Exercise prompt: Return all of the entries word for word, but omit the pictures they contain.

Input data:
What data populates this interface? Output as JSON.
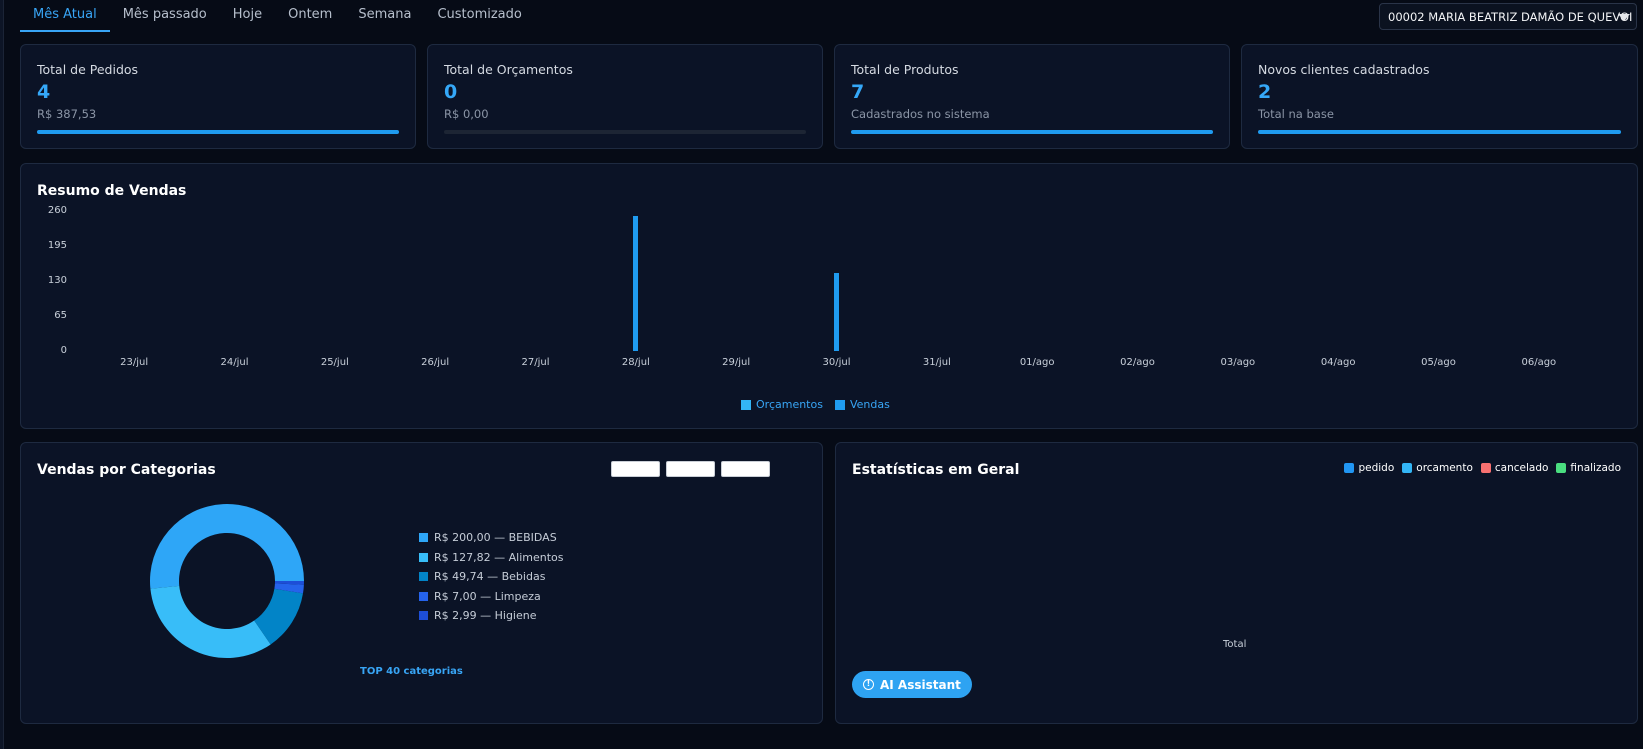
{
  "tabs": [
    {
      "label": "Mês Atual",
      "active": true
    },
    {
      "label": "Mês passado"
    },
    {
      "label": "Hoje"
    },
    {
      "label": "Ontem"
    },
    {
      "label": "Semana"
    },
    {
      "label": "Customizado"
    }
  ],
  "client_select": {
    "value": "00002 MARIA BEATRIZ DAMÃO DE QUEVOI"
  },
  "cards": [
    {
      "title": "Total de Pedidos",
      "value": "4",
      "sub": "R$ 387,53",
      "progress": 1.0
    },
    {
      "title": "Total de Orçamentos",
      "value": "0",
      "sub": "R$ 0,00",
      "progress": 0.0
    },
    {
      "title": "Total de Produtos",
      "value": "7",
      "sub": "Cadastrados no sistema",
      "progress": 1.0
    },
    {
      "title": "Novos clientes cadastrados",
      "value": "2",
      "sub": "Total na base",
      "progress": 1.0
    }
  ],
  "sales_summary": {
    "title": "Resumo de Vendas",
    "legend": {
      "orcamentos": "Orçamentos",
      "vendas": "Vendas"
    }
  },
  "colors": {
    "accent": "#38a5f5",
    "orcamentos": "#33b5f5",
    "vendas": "#1f9bf0",
    "pedido": "#2196f3",
    "orcamento": "#33b5f5",
    "cancelado": "#f87171",
    "finalizado": "#4ade80"
  },
  "chart_data": [
    {
      "type": "bar",
      "categories": [
        "23/jul",
        "24/jul",
        "25/jul",
        "26/jul",
        "27/jul",
        "28/jul",
        "29/jul",
        "30/jul",
        "31/jul",
        "01/ago",
        "02/ago",
        "03/ago",
        "04/ago",
        "05/ago",
        "06/ago"
      ],
      "series": [
        {
          "name": "Orçamentos",
          "values": [
            0,
            0,
            0,
            0,
            0,
            0,
            0,
            0,
            0,
            0,
            0,
            0,
            0,
            0,
            0
          ]
        },
        {
          "name": "Vendas",
          "values": [
            0,
            0,
            0,
            0,
            0,
            250,
            0,
            145,
            0,
            0,
            0,
            0,
            0,
            0,
            0
          ]
        }
      ],
      "yticks": [
        "260",
        "195",
        "130",
        "65",
        "0"
      ],
      "ylim": [
        0,
        260
      ],
      "grid": false,
      "legend": "bottom-center"
    },
    {
      "type": "pie",
      "donut": true,
      "labels": [
        "BEBIDAS",
        "Alimentos",
        "Bebidas",
        "Limpeza",
        "Higiene"
      ],
      "values": [
        200.0,
        127.82,
        49.74,
        7.0,
        2.99
      ],
      "display": [
        "R$ 200,00 — BEBIDAS",
        "R$ 127,82 — Alimentos",
        "R$ 49,74 — Bebidas",
        "R$ 7,00 — Limpeza",
        "R$ 2,99 — Higiene"
      ],
      "colors": [
        "#2ea6f7",
        "#38bdf8",
        "#0284c7",
        "#2563eb",
        "#1d4ed8"
      ],
      "legend": "right"
    }
  ],
  "categories_panel": {
    "title": "Vendas por Categorias",
    "top_link": "TOP 40 categorias"
  },
  "stats_panel": {
    "title": "Estatísticas em Geral",
    "legend": [
      "pedido",
      "orcamento",
      "cancelado",
      "finalizado"
    ],
    "x_label": "Total",
    "ai_button": "AI Assistant"
  }
}
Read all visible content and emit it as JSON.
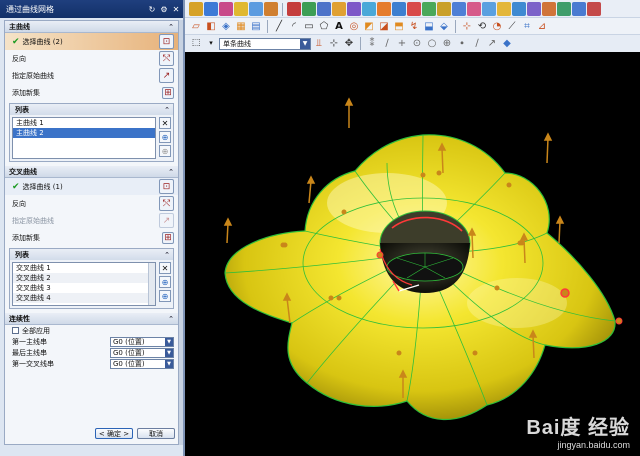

Exercise output:
What data populates this interface? Output as JSON.
{
  "tabs": [
    {
      "label": "Mês Atual",
      "active": true
    },
    {
      "label": "Mês passado"
    },
    {
      "label": "Hoje"
    },
    {
      "label": "Ontem"
    },
    {
      "label": "Semana"
    },
    {
      "label": "Customizado"
    }
  ],
  "client_select": {
    "value": "00002 MARIA BEATRIZ DAMÃO DE QUEVOI"
  },
  "cards": [
    {
      "title": "Total de Pedidos",
      "value": "4",
      "sub": "R$ 387,53",
      "progress": 1.0
    },
    {
      "title": "Total de Orçamentos",
      "value": "0",
      "sub": "R$ 0,00",
      "progress": 0.0
    },
    {
      "title": "Total de Produtos",
      "value": "7",
      "sub": "Cadastrados no sistema",
      "progress": 1.0
    },
    {
      "title": "Novos clientes cadastrados",
      "value": "2",
      "sub": "Total na base",
      "progress": 1.0
    }
  ],
  "sales_summary": {
    "title": "Resumo de Vendas",
    "legend": {
      "orcamentos": "Orçamentos",
      "vendas": "Vendas"
    }
  },
  "colors": {
    "accent": "#38a5f5",
    "orcamentos": "#33b5f5",
    "vendas": "#1f9bf0",
    "pedido": "#2196f3",
    "orcamento": "#33b5f5",
    "cancelado": "#f87171",
    "finalizado": "#4ade80"
  },
  "chart_data": [
    {
      "type": "bar",
      "categories": [
        "23/jul",
        "24/jul",
        "25/jul",
        "26/jul",
        "27/jul",
        "28/jul",
        "29/jul",
        "30/jul",
        "31/jul",
        "01/ago",
        "02/ago",
        "03/ago",
        "04/ago",
        "05/ago",
        "06/ago"
      ],
      "series": [
        {
          "name": "Orçamentos",
          "values": [
            0,
            0,
            0,
            0,
            0,
            0,
            0,
            0,
            0,
            0,
            0,
            0,
            0,
            0,
            0
          ]
        },
        {
          "name": "Vendas",
          "values": [
            0,
            0,
            0,
            0,
            0,
            250,
            0,
            145,
            0,
            0,
            0,
            0,
            0,
            0,
            0
          ]
        }
      ],
      "yticks": [
        "260",
        "195",
        "130",
        "65",
        "0"
      ],
      "ylim": [
        0,
        260
      ],
      "grid": false,
      "legend": "bottom-center"
    },
    {
      "type": "pie",
      "donut": true,
      "labels": [
        "BEBIDAS",
        "Alimentos",
        "Bebidas",
        "Limpeza",
        "Higiene"
      ],
      "values": [
        200.0,
        127.82,
        49.74,
        7.0,
        2.99
      ],
      "display": [
        "R$ 200,00 — BEBIDAS",
        "R$ 127,82 — Alimentos",
        "R$ 49,74 — Bebidas",
        "R$ 7,00 — Limpeza",
        "R$ 2,99 — Higiene"
      ],
      "colors": [
        "#2ea6f7",
        "#38bdf8",
        "#0284c7",
        "#2563eb",
        "#1d4ed8"
      ],
      "legend": "right"
    }
  ],
  "categories_panel": {
    "title": "Vendas por Categorias",
    "top_link": "TOP 40 categorias"
  },
  "stats_panel": {
    "title": "Estatísticas em Geral",
    "legend": [
      "pedido",
      "orcamento",
      "cancelado",
      "finalizado"
    ],
    "x_label": "Total",
    "ai_button": "AI Assistant"
  }
}
Read all visible content and emit it as JSON.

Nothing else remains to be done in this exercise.